Dataset items:
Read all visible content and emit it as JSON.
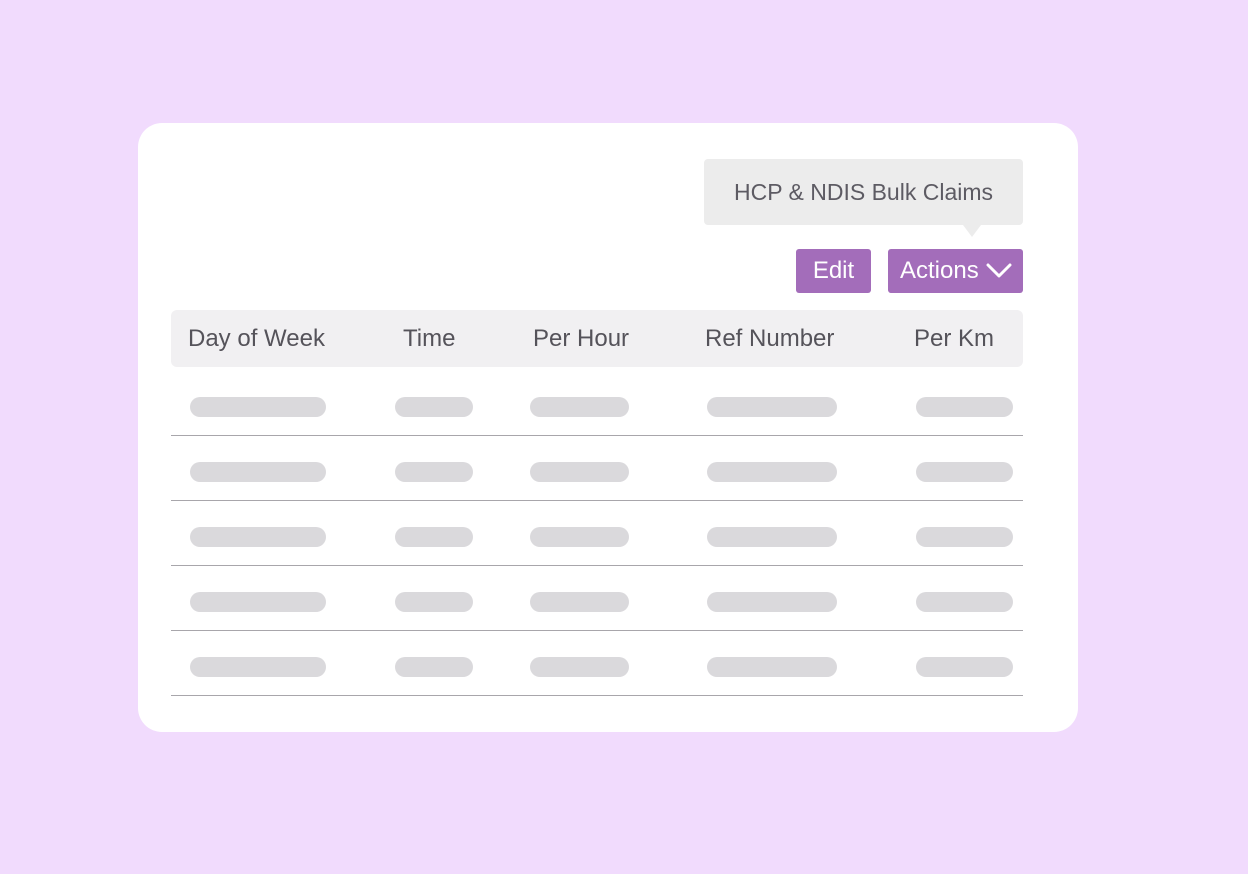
{
  "tooltip": {
    "text": "HCP & NDIS Bulk Claims"
  },
  "toolbar": {
    "edit_label": "Edit",
    "actions_label": "Actions",
    "actions_icon": "chevron-down-icon",
    "button_color": "#a36dba"
  },
  "table": {
    "columns": [
      "Day of Week",
      "Time",
      "Per Hour",
      "Ref Number",
      "Per Km"
    ],
    "rows": [
      [
        "",
        "",
        "",
        "",
        ""
      ],
      [
        "",
        "",
        "",
        "",
        ""
      ],
      [
        "",
        "",
        "",
        "",
        ""
      ],
      [
        "",
        "",
        "",
        "",
        ""
      ],
      [
        "",
        "",
        "",
        "",
        ""
      ]
    ]
  },
  "colors": {
    "background": "#f1dbfd",
    "card": "#ffffff",
    "header": "#f1f0f2",
    "placeholder": "#dad9dc"
  }
}
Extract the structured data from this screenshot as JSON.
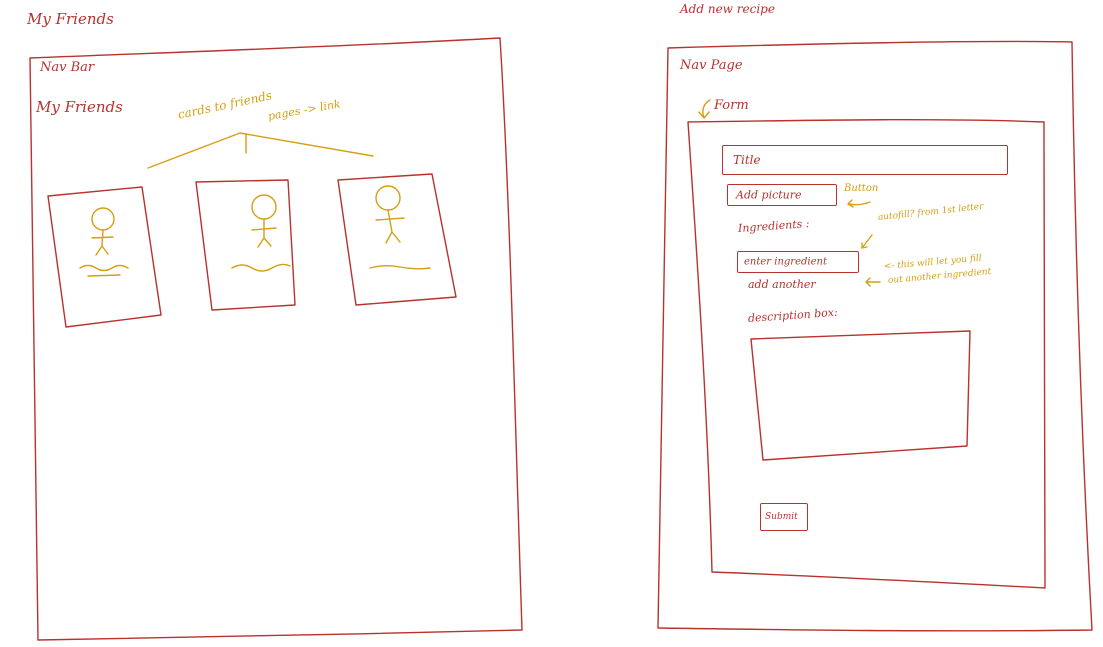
{
  "left_sketch": {
    "page_title": "My Friends",
    "nav_label": "Nav Bar",
    "heading": "My    Friends",
    "annotation_line1": "cards to friends",
    "annotation_line2": "pages -> link",
    "cards": [
      {
        "name": "friend-card-1"
      },
      {
        "name": "friend-card-2"
      },
      {
        "name": "friend-card-3"
      }
    ]
  },
  "right_sketch": {
    "page_title": "Add new recipe",
    "nav_label": "Nav    Page",
    "form_label": "Form",
    "title_field": "Title",
    "add_picture": "Add picture",
    "button_note": "Button",
    "ingredients_label": "Ingredients :",
    "autofill_note": "autofill? from 1st letter",
    "ingredient_field": "enter ingredient",
    "add_another": "add another",
    "add_another_note_line1": "<- this will let you fill",
    "add_another_note_line2": "out another ingredient",
    "description_label": "description box:",
    "submit": "Submit"
  },
  "colors": {
    "sketch_red": "#b8322e",
    "annotation_gold": "#d4a012"
  }
}
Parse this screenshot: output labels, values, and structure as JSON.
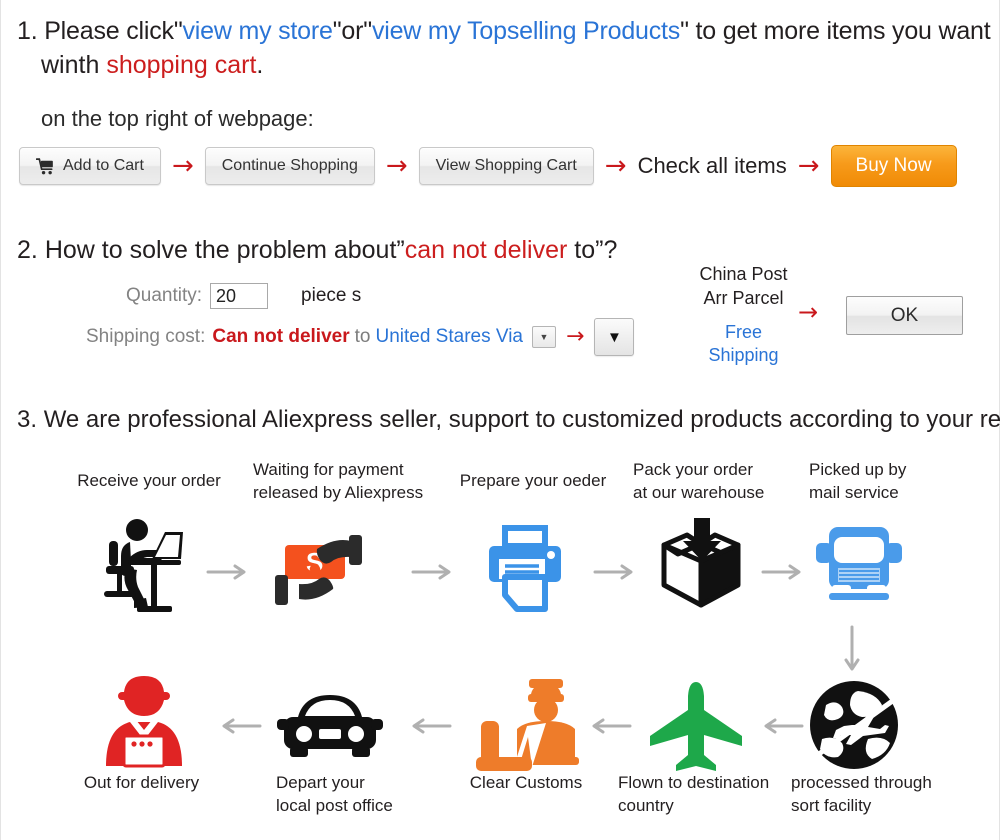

> [GOAL]
Search the listing for the word "screenshot" and return each line that holds it.

> [RESPONSE]
Extract the structured data from this screenshot as JSON.
Parse this screenshot: output labels, values, and structure as JSON.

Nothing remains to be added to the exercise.